> _Aim of the exercise_
Repeat every record below exactly, leaving out the pictures.

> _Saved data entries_
-----
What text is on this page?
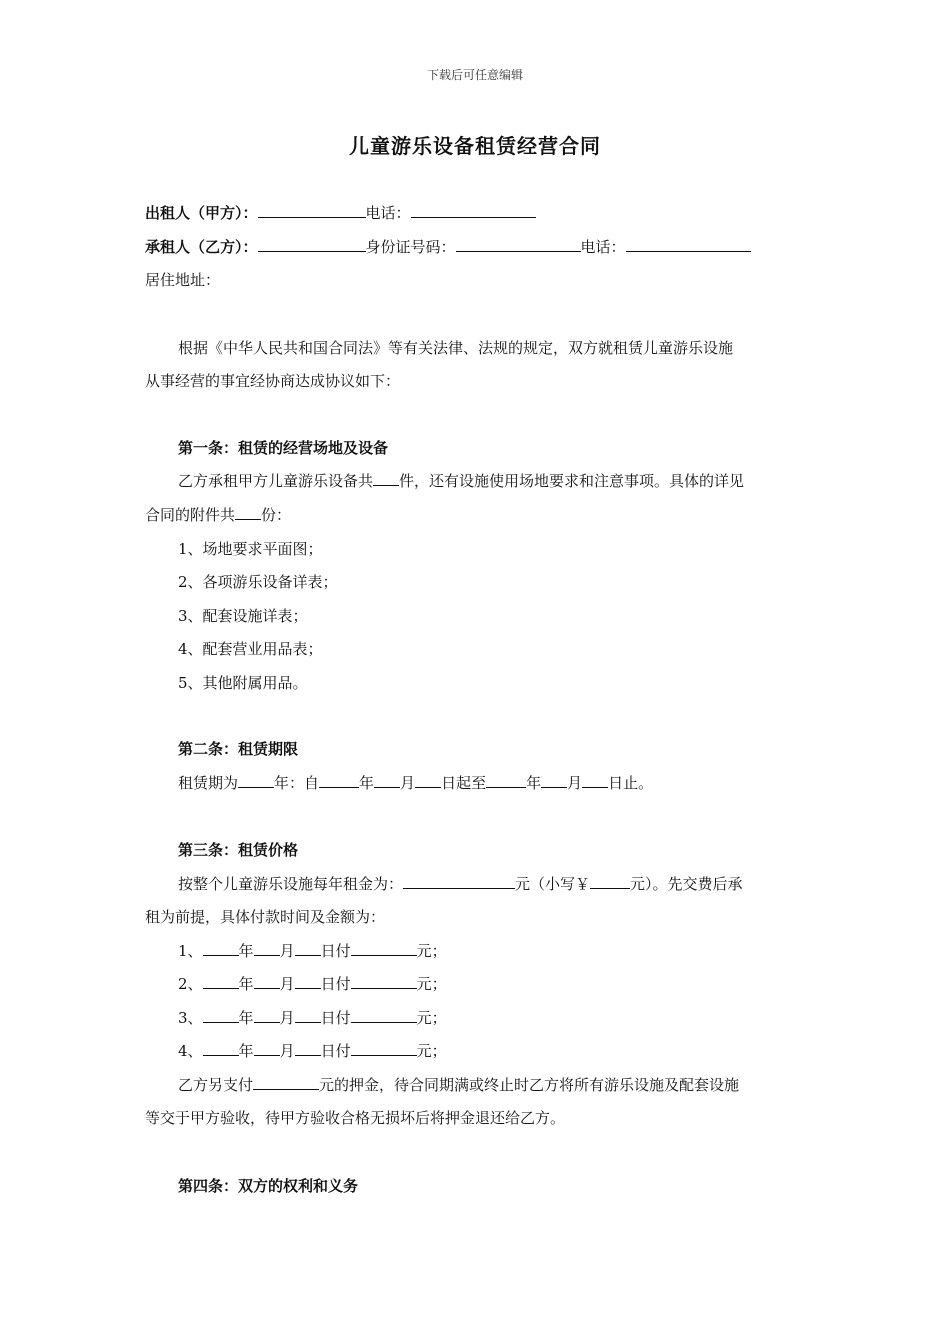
下载后可任意编辑
儿童游乐设备租赁经营合同
出租人（甲方）：	电话：
承租人（乙方）：	身份证号码：	电话：
居住地址：
根据《中华人民共和国合同法》等有关法律、法规的规定，双方就租赁儿童游乐设施
从事经营的事宜经协商达成协议如下：
第一条：租赁的经营场地及设备
乙方承租甲方儿童游乐设备共 件，还有设施使用场地要求和注意事项。具体的详见
合同的附件共 份：
1、场地要求平面图；
2、各项游乐设备详表；
3、配套设施详表；
4、配套营业用品表；
5、其他附属用品。
第二条：租赁期限
租赁期为 年：自	年 月 日起至	年 月 日止。
第三条：租赁价格
按整个儿童游乐设施每年租金为：	元（小写￥	元）。先交费后承
租为前提，具体付款时间及金额为：
1、 年 月 日付	元；
2、 年 月 日付	元；
3、 年 月 日付	元；
4、 年 月 日付	元；
乙方另支付	元的押金，待合同期满或终止时乙方将所有游乐设施及配套设施
等交于甲方验收，待甲方验收合格无损坏后将押金退还给乙方。
第四条：双方的权利和义务
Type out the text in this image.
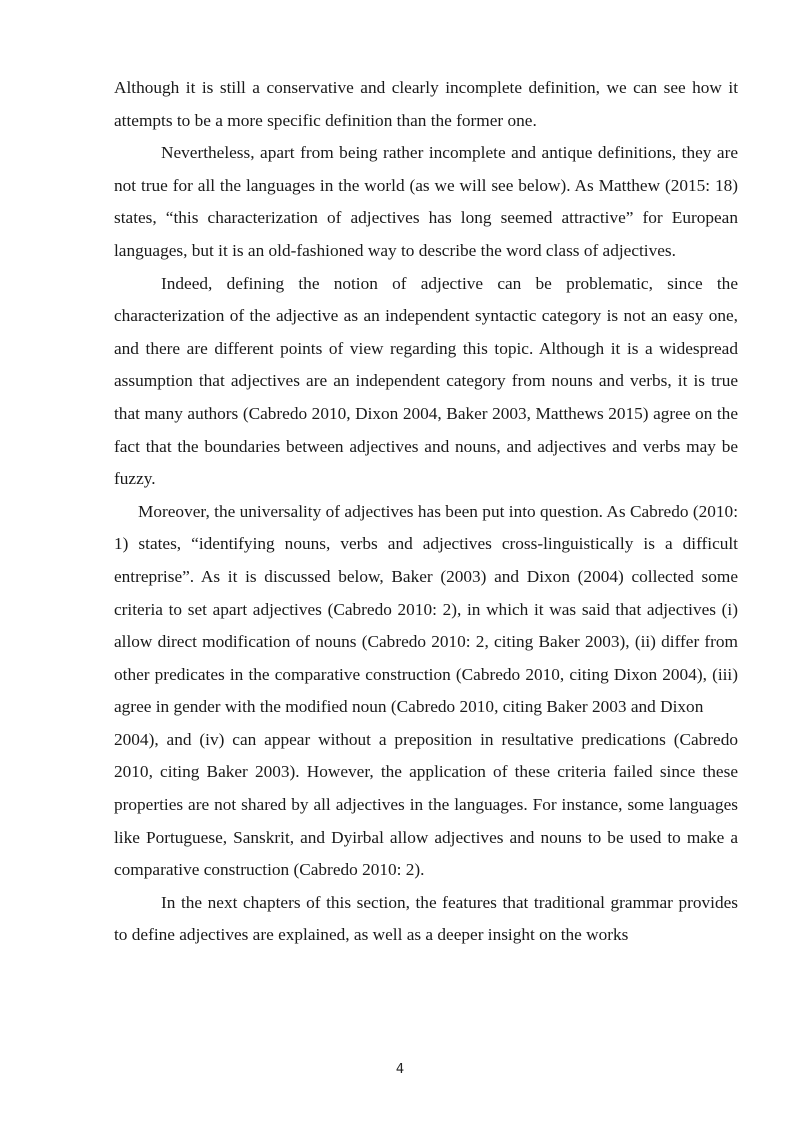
Although it is still a conservative and clearly incomplete definition, we can see how it attempts to be a more specific definition than the former one.

Nevertheless, apart from being rather incomplete and antique definitions, they are not true for all the languages in the world (as we will see below). As Matthew (2015: 18) states, “this characterization of adjectives has long seemed attractive” for European languages, but it is an old-fashioned way to describe the word class of adjectives.

Indeed, defining the notion of adjective can be problematic, since the characterization of the adjective as an independent syntactic category is not an easy one, and there are different points of view regarding this topic. Although it is a widespread assumption that adjectives are an independent category from nouns and verbs, it is true that many authors (Cabredo 2010, Dixon 2004, Baker 2003, Matthews 2015) agree on the fact that the boundaries between adjectives and nouns, and adjectives and verbs may be fuzzy.

Moreover, the universality of adjectives has been put into question. As Cabredo (2010: 1) states, “identifying nouns, verbs and adjectives cross-linguistically is a difficult entreprise”. As it is discussed below, Baker (2003) and Dixon (2004) collected some criteria to set apart adjectives (Cabredo 2010: 2), in which it was said that adjectives (i) allow direct modification of nouns (Cabredo 2010: 2, citing Baker 2003), (ii) differ from other predicates in the comparative construction (Cabredo 2010, citing Dixon 2004), (iii) agree in gender with the modified noun (Cabredo 2010, citing Baker 2003 and Dixon

2004), and (iv) can appear without a preposition in resultative predications (Cabredo 2010, citing Baker 2003). However, the application of these criteria failed since these properties are not shared by all adjectives in the languages. For instance, some languages like Portuguese, Sanskrit, and Dyirbal allow adjectives and nouns to be used to make a comparative construction (Cabredo 2010: 2).

In the next chapters of this section, the features that traditional grammar provides to define adjectives are explained, as well as a deeper insight on the works

4
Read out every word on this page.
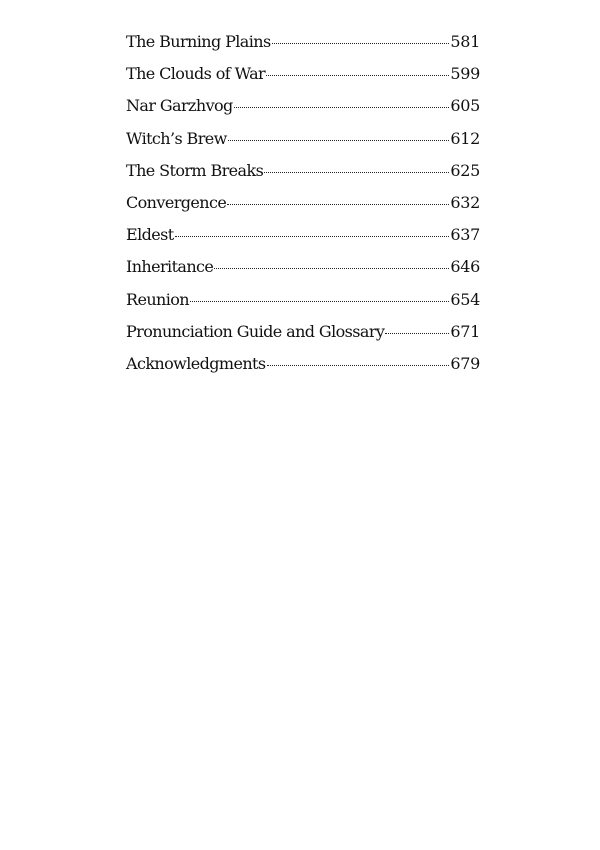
The Burning Plains	581
The Clouds of War	599
Nar Garzhvog	605
Witch’s Brew	612
The Storm Breaks	625
Convergence	632
Eldest	637
Inheritance	646
Reunion	654
Pronunciation Guide and Glossary	671
Acknowledgments	679
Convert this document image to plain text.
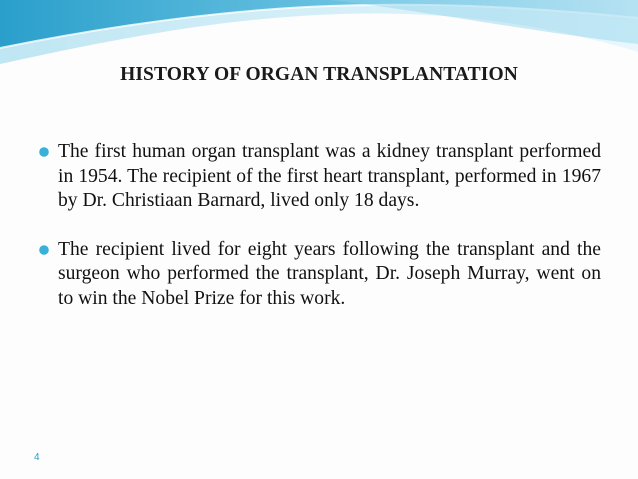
HISTORY OF ORGAN TRANSPLANTATION
The first human organ transplant was a kidney transplant performed in 1954. The recipient of the first heart transplant, performed in 1967 by Dr. Christiaan Barnard, lived only 18 days.
The recipient lived for eight years following the transplant and the surgeon who performed the transplant, Dr. Joseph Murray, went on to win the Nobel Prize for this work.
4
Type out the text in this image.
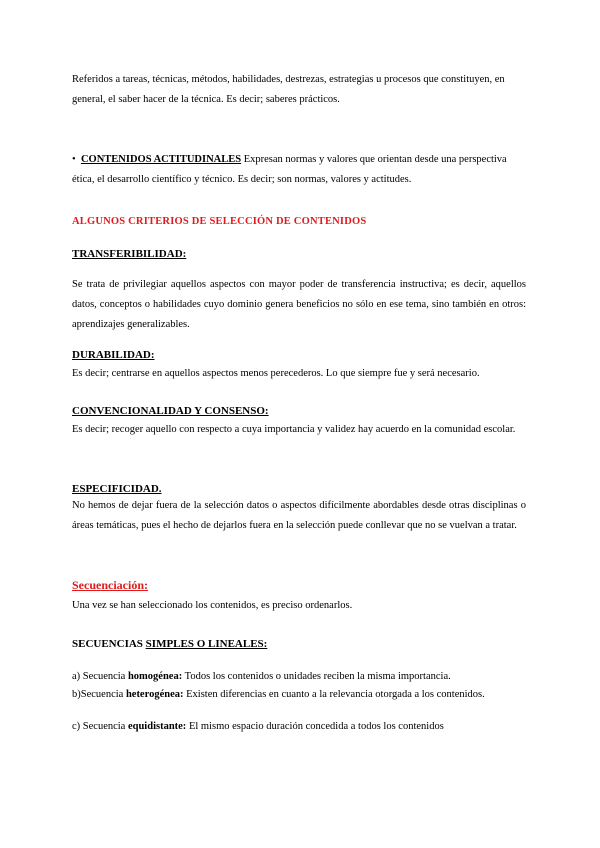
Referidos a tareas, técnicas, métodos, habilidades, destrezas, estrategias u procesos que constituyen, en general, el saber hacer de la técnica. Es decir; saberes prácticos.
• CONTENIDOS ACTITUDINALES Expresan normas y valores que orientan desde una perspectiva ética, el desarrollo científico y técnico. Es decir; son normas, valores y actitudes.
ALGUNOS CRITERIOS DE SELECCIÓN DE CONTENIDOS
TRANSFERIBILIDAD:
Se trata de privilegiar aquellos aspectos con mayor poder de transferencia instructiva; es decir, aquellos datos, conceptos o habilidades cuyo dominio genera beneficios no sólo en ese tema, sino también en otros: aprendizajes generalizables.
DURABILIDAD:
Es decir; centrarse en aquellos aspectos menos perecederos. Lo que siempre fue y será necesario.
CONVENCIONALIDAD Y CONSENSO:
Es decir; recoger aquello con respecto a cuya importancia y validez hay acuerdo en la comunidad escolar.
ESPECIFICIDAD.
No hemos de dejar fuera de la selección datos o aspectos difícilmente abordables desde otras disciplinas o áreas temáticas, pues el hecho de dejarlos fuera en la selección puede conllevar que no se vuelvan a tratar.
Secuenciación:
Una vez se han seleccionado los contenidos, es preciso ordenarlos.
SECUENCIAS SIMPLES O LINEALES:
a) Secuencia homogénea: Todos los contenidos o unidades reciben la misma importancia.
b)Secuencia heterogénea: Existen diferencias en cuanto a la relevancia otorgada a los contenidos.
c) Secuencia equidistante: El mismo espacio duración concedida a todos los contenidos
-----
> _Expected answer_
What text is on this page?
下载后可任意编辑
儿童游乐设备租赁经营合同
出租人（甲方）：	电话：
承租人（乙方）：	身份证号码：	电话：
居住地址：
根据《中华人民共和国合同法》等有关法律、法规的规定，双方就租赁儿童游乐设施
从事经营的事宜经协商达成协议如下：
第一条：租赁的经营场地及设备
乙方承租甲方儿童游乐设备共 件，还有设施使用场地要求和注意事项。具体的详见
合同的附件共 份：
1、场地要求平面图；
2、各项游乐设备详表；
3、配套设施详表；
4、配套营业用品表；
5、其他附属用品。
第二条：租赁期限
租赁期为 年：自	年 月 日起至	年 月 日止。
第三条：租赁价格
按整个儿童游乐设施每年租金为：	元（小写￥	元）。先交费后承
租为前提，具体付款时间及金额为：
1、 年 月 日付	元；
2、 年 月 日付	元；
3、 年 月 日付	元；
4、 年 月 日付	元；
乙方另支付	元的押金，待合同期满或终止时乙方将所有游乐设施及配套设施
等交于甲方验收，待甲方验收合格无损坏后将押金退还给乙方。
第四条：双方的权利和义务
Type out the text in this image.
Although it is still a conservative and clearly incomplete definition, we can see how it attempts to be a more specific definition than the former one.

Nevertheless, apart from being rather incomplete and antique definitions, they are not true for all the languages in the world (as we will see below). As Matthew (2015: 18) states, “this characterization of adjectives has long seemed attractive” for European languages, but it is an old-fashioned way to describe the word class of adjectives.

Indeed, defining the notion of adjective can be problematic, since the characterization of the adjective as an independent syntactic category is not an easy one, and there are different points of view regarding this topic. Although it is a widespread assumption that adjectives are an independent category from nouns and verbs, it is true that many authors (Cabredo 2010, Dixon 2004, Baker 2003, Matthews 2015) agree on the fact that the boundaries between adjectives and nouns, and adjectives and verbs may be fuzzy.

Moreover, the universality of adjectives has been put into question. As Cabredo (2010: 1) states, “identifying nouns, verbs and adjectives cross-linguistically is a difficult entreprise”. As it is discussed below, Baker (2003) and Dixon (2004) collected some criteria to set apart adjectives (Cabredo 2010: 2), in which it was said that adjectives (i) allow direct modification of nouns (Cabredo 2010: 2, citing Baker 2003), (ii) differ from other predicates in the comparative construction (Cabredo 2010, citing Dixon 2004), (iii) agree in gender with the modified noun (Cabredo 2010, citing Baker 2003 and Dixon

2004), and (iv) can appear without a preposition in resultative predications (Cabredo 2010, citing Baker 2003). However, the application of these criteria failed since these properties are not shared by all adjectives in the languages. For instance, some languages like Portuguese, Sanskrit, and Dyirbal allow adjectives and nouns to be used to make a comparative construction (Cabredo 2010: 2).

In the next chapters of this section, the features that traditional grammar provides to define adjectives are explained, as well as a deeper insight on the works

4
Read out every word on this page.
The Burning Plains	581
The Clouds of War	599
Nar Garzhvog	605
Witch’s Brew	612
The Storm Breaks	625
Convergence	632
Eldest	637
Inheritance	646
Reunion	654
Pronunciation Guide and Glossary	671
Acknowledgments	679
Convert this document image to plain text.
HISTORY OF ORGAN TRANSPLANTATION
The first human organ transplant was a kidney transplant performed in 1954. The recipient of the first heart transplant, performed in 1967 by Dr. Christiaan Barnard, lived only 18 days.
The recipient lived for eight years following the transplant and the surgeon who performed the transplant, Dr. Joseph Murray, went on to win the Nobel Prize for this work.
4
Type out the text in this image.
Referidos a tareas, técnicas, métodos, habilidades, destrezas, estrategias u procesos que constituyen, en general, el saber hacer de la técnica. Es decir; saberes prácticos.
• CONTENIDOS ACTITUDINALES Expresan normas y valores que orientan desde una perspectiva ética, el desarrollo científico y técnico. Es decir; son normas, valores y actitudes.
ALGUNOS CRITERIOS DE SELECCIÓN DE CONTENIDOS
TRANSFERIBILIDAD:
Se trata de privilegiar aquellos aspectos con mayor poder de transferencia instructiva; es decir, aquellos datos, conceptos o habilidades cuyo dominio genera beneficios no sólo en ese tema, sino también en otros: aprendizajes generalizables.
DURABILIDAD:
Es decir; centrarse en aquellos aspectos menos perecederos. Lo que siempre fue y será necesario.
CONVENCIONALIDAD Y CONSENSO:
Es decir; recoger aquello con respecto a cuya importancia y validez hay acuerdo en la comunidad escolar.
ESPECIFICIDAD.
No hemos de dejar fuera de la selección datos o aspectos difícilmente abordables desde otras disciplinas o áreas temáticas, pues el hecho de dejarlos fuera en la selección puede conllevar que no se vuelvan a tratar.
Secuenciación:
Una vez se han seleccionado los contenidos, es preciso ordenarlos.
SECUENCIAS SIMPLES O LINEALES:
a) Secuencia homogénea: Todos los contenidos o unidades reciben la misma importancia.
b)Secuencia heterogénea: Existen diferencias en cuanto a la relevancia otorgada a los contenidos.
c) Secuencia equidistante: El mismo espacio duración concedida a todos los contenidos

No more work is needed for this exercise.